- GIVEN PROBLEM -
Select every line containing the word "límite" from the material, and copy those lines.

- DATA PROVIDED -
--------------------------------------------------

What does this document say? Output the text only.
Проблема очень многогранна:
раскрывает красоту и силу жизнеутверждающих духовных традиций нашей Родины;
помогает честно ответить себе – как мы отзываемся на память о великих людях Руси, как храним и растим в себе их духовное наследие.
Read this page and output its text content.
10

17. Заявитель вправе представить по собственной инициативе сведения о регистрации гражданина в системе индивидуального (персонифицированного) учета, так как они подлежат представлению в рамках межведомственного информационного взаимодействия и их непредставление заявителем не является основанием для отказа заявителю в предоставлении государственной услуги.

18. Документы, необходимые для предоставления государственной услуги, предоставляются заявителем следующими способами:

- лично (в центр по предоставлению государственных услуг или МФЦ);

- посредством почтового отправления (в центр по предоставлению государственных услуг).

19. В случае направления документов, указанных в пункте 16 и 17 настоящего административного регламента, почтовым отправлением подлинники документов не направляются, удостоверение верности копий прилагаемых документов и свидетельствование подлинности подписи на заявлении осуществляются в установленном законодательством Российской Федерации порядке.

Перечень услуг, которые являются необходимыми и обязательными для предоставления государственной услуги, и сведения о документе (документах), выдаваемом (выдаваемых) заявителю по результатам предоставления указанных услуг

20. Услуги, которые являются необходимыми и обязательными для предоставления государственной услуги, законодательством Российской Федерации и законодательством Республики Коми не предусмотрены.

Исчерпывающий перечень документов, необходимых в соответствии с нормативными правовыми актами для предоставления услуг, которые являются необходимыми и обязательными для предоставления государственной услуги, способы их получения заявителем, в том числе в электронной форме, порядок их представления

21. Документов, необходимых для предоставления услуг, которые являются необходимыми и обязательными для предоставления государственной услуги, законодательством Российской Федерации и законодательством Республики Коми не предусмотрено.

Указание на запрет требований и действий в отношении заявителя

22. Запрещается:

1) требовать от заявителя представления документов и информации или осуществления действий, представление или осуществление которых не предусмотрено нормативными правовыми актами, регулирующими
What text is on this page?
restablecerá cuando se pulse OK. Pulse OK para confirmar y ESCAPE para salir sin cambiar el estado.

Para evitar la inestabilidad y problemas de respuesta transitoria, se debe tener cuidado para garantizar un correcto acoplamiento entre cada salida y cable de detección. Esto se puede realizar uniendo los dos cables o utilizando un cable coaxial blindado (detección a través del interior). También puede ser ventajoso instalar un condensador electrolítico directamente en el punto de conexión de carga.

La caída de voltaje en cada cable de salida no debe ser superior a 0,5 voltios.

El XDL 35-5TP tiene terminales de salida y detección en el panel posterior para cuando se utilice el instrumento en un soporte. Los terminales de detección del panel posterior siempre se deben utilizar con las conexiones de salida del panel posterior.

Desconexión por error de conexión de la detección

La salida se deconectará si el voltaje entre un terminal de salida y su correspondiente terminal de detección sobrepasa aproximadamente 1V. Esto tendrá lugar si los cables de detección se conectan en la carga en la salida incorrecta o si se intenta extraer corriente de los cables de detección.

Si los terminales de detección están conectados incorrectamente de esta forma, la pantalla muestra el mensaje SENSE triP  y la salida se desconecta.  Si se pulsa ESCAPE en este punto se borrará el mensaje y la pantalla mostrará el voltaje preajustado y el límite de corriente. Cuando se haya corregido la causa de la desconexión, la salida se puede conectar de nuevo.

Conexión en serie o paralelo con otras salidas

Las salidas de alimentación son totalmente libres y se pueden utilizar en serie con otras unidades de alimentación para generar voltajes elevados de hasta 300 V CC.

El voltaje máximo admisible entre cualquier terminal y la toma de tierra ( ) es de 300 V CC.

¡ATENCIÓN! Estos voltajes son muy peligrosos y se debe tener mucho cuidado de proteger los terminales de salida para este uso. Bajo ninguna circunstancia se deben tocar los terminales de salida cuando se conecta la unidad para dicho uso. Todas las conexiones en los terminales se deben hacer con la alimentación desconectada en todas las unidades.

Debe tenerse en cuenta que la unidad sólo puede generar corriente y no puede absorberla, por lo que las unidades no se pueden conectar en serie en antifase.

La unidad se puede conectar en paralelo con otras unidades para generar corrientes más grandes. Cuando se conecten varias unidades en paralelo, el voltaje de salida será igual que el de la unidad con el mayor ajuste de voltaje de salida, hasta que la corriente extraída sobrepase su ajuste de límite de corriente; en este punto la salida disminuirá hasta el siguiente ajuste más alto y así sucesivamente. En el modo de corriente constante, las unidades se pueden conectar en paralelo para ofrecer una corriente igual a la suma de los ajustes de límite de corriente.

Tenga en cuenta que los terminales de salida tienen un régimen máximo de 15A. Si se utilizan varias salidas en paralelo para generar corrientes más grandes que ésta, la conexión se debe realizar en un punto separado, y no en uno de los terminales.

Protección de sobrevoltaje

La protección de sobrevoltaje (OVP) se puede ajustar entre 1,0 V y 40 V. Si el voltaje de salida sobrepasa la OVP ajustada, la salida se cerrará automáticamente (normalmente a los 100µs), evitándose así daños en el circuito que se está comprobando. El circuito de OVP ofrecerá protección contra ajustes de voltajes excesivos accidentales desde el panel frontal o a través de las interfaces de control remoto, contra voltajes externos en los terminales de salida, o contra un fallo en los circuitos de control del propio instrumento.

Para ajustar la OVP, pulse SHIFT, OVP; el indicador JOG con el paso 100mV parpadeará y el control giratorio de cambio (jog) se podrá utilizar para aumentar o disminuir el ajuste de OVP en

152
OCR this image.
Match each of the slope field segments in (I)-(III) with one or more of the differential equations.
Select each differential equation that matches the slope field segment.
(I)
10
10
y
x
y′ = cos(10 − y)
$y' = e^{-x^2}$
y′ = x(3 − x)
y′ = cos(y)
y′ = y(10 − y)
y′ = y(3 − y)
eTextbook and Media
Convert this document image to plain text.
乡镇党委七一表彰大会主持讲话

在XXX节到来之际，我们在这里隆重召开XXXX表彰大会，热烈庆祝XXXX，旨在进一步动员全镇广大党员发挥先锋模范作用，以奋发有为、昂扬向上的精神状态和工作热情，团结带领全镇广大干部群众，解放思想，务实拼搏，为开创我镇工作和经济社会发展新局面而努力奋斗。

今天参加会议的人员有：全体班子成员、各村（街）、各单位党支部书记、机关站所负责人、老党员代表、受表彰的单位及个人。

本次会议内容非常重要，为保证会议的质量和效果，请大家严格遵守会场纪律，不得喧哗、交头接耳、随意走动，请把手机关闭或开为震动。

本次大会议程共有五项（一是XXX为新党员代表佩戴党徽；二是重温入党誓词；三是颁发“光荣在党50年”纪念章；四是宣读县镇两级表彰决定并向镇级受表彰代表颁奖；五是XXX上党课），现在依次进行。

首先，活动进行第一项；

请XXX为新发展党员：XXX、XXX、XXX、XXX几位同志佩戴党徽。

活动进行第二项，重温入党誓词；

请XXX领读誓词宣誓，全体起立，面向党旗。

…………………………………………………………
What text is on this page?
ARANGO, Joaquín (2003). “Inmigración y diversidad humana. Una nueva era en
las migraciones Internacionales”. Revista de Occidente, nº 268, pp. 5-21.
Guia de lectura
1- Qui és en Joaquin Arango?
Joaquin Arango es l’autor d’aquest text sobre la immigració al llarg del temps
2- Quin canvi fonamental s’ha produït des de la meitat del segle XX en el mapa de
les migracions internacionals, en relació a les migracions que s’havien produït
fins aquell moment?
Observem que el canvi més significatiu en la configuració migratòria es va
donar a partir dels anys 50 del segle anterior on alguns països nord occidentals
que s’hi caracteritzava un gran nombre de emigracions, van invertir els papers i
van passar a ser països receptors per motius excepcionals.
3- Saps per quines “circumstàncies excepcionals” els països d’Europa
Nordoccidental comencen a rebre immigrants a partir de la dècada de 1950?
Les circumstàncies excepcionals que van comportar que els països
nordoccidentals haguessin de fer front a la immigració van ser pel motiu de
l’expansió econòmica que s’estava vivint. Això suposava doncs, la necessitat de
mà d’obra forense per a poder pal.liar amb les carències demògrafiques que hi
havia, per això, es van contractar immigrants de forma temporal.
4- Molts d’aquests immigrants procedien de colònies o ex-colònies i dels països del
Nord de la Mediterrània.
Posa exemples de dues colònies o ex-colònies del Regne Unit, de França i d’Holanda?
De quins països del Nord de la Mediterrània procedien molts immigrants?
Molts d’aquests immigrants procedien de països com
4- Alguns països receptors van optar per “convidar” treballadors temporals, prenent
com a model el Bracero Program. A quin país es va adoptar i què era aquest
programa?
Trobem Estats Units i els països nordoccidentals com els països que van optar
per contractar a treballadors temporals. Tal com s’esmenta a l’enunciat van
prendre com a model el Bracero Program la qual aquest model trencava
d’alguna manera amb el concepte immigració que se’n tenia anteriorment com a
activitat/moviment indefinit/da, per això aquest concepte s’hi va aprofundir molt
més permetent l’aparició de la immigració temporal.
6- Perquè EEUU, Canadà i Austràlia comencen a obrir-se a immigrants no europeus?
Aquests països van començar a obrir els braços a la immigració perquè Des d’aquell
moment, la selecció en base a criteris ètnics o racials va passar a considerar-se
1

--------------------------------------------------

- REPLY TO THE TASK -
Si los terminales de detección están conectados incorrectamente de esta forma, la pantalla muestra el mensaje SENSE triP  y la salida se desconecta.  Si se pulsa ESCAPE en este punto se borrará el mensaje y la pantalla mostrará el voltaje preajustado y el límite de corriente. Cuando se haya corregido la causa de la desconexión, la salida se puede conectar de nuevo.
La unidad se puede conectar en paralelo con otras unidades para generar corrientes más grandes. Cuando se conecten varias unidades en paralelo, el voltaje de salida será igual que el de la unidad con el mayor ajuste de voltaje de salida, hasta que la corriente extraída sobrepase su ajuste de límite de corriente; en este punto la salida disminuirá hasta el siguiente ajuste más alto y así sucesivamente. En el modo de corriente constante, las unidades se pueden conectar en paralelo para ofrecer una corriente igual a la suma de los ajustes de límite de corriente.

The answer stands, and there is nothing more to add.